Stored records
>> BEGIN

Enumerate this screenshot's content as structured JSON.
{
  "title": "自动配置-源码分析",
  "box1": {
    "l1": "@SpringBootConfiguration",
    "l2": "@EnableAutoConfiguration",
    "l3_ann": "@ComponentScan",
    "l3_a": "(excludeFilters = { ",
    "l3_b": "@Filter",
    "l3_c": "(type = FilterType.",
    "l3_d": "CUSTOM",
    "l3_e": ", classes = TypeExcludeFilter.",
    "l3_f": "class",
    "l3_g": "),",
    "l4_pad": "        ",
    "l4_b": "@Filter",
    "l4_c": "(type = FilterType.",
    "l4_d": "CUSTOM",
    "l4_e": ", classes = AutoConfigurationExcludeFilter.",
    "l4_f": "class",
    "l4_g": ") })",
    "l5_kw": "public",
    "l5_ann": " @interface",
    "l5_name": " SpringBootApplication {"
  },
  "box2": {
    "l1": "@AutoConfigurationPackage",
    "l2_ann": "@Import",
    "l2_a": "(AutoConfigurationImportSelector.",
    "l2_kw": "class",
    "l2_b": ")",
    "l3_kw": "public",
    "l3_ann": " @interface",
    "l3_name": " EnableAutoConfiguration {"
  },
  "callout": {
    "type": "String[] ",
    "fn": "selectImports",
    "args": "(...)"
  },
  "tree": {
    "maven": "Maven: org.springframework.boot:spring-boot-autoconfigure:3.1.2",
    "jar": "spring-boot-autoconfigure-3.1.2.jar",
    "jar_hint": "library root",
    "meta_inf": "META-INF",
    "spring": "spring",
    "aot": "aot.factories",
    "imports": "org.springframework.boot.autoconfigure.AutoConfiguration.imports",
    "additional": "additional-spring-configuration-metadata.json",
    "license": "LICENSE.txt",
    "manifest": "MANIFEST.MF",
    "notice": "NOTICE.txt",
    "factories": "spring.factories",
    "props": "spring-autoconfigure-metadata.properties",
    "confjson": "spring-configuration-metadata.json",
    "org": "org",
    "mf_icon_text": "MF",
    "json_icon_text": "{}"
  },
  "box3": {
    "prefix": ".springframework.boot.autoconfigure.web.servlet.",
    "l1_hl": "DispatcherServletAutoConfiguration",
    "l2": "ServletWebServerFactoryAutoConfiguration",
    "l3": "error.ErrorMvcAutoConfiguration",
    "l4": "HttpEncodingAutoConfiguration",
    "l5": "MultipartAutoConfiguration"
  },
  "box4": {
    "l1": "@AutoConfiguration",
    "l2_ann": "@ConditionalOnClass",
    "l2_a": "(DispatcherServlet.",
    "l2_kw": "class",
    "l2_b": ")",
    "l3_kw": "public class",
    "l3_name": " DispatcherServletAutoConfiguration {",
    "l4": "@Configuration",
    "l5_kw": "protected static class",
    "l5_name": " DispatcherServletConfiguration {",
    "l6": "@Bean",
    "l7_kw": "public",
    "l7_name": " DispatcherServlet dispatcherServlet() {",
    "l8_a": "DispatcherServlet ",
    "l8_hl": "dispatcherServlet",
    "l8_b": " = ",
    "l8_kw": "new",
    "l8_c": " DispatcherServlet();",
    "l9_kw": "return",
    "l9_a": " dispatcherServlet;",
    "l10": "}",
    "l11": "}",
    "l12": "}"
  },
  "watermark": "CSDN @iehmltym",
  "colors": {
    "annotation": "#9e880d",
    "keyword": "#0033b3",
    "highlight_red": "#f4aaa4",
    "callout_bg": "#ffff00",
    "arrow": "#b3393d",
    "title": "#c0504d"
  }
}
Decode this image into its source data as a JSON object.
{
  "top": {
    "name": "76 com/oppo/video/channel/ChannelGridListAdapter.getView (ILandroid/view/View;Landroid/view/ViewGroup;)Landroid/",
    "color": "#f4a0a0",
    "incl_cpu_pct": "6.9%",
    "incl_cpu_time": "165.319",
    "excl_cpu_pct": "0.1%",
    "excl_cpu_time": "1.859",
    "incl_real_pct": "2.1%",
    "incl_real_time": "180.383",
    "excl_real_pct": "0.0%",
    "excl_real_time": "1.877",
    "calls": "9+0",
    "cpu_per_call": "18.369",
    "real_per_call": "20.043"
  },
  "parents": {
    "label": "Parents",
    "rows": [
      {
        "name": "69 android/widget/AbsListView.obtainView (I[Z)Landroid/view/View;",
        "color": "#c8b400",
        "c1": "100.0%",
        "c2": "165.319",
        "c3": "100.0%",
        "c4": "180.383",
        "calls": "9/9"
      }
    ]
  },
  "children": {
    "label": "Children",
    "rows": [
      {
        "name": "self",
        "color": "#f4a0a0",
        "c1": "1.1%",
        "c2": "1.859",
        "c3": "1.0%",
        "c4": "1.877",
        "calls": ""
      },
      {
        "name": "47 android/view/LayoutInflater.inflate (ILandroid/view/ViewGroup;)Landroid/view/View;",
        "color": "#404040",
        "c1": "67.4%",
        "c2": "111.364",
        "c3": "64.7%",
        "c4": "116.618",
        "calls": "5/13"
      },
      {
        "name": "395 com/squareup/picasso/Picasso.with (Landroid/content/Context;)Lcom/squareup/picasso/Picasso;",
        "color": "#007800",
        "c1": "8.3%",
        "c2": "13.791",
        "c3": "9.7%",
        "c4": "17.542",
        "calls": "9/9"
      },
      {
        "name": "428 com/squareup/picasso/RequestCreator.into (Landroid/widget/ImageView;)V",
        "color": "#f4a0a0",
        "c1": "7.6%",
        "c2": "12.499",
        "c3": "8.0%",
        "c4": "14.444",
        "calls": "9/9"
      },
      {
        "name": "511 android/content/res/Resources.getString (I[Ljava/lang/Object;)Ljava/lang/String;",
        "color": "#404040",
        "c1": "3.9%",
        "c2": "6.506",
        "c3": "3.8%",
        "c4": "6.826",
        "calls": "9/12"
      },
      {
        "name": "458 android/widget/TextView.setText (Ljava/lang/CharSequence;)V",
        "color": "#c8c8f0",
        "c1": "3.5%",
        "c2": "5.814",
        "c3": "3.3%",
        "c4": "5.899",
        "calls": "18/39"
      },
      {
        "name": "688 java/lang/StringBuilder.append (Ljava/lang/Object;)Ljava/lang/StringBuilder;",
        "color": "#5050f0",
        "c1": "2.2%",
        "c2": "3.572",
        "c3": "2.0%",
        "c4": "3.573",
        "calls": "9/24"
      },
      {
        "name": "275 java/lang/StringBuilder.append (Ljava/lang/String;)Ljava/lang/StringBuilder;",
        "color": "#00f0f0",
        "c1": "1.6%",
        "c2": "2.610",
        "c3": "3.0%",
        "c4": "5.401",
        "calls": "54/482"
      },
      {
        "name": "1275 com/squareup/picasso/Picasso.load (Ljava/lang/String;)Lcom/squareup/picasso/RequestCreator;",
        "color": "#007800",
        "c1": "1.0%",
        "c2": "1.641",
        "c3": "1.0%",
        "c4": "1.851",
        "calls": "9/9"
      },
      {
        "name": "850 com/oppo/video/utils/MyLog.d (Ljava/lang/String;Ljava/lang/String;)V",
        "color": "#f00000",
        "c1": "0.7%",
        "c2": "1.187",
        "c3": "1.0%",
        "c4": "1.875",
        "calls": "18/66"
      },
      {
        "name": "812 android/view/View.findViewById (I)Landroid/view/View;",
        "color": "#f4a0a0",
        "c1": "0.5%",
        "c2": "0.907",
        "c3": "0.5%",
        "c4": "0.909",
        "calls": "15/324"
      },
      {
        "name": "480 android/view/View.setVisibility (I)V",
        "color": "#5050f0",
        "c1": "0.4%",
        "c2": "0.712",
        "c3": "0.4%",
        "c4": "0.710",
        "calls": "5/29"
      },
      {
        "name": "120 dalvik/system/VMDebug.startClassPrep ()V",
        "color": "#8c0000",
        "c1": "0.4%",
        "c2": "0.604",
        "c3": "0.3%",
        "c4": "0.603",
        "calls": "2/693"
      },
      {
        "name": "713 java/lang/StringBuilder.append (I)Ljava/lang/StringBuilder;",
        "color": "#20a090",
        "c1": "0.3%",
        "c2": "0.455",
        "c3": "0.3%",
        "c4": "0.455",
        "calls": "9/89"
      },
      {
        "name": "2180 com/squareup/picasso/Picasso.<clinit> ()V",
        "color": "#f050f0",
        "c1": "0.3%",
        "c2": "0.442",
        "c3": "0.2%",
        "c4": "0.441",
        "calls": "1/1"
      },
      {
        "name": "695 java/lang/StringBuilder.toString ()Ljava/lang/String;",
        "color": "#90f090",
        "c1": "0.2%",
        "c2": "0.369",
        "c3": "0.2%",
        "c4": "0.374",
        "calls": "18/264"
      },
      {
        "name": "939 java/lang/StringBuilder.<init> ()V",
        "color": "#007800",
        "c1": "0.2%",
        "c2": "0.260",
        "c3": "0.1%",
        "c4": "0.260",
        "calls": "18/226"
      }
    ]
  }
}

>> END

▸ Written instruction
Where a line in the material above holds "Landroid", copy that line.

▸ The response
    "name": "76 com/oppo/video/channel/ChannelGridListAdapter.getView (ILandroid/view/View;Landroid/view/ViewGroup;)Landroid/",
        "name": "69 android/widget/AbsListView.obtainView (I[Z)Landroid/view/View;",
        "name": "47 android/view/LayoutInflater.inflate (ILandroid/view/ViewGroup;)Landroid/view/View;",
        "name": "395 com/squareup/picasso/Picasso.with (Landroid/content/Context;)Lcom/squareup/picasso/Picasso;",
        "name": "428 com/squareup/picasso/RequestCreator.into (Landroid/widget/ImageView;)V",
        "name": "812 android/view/View.findViewById (I)Landroid/view/View;",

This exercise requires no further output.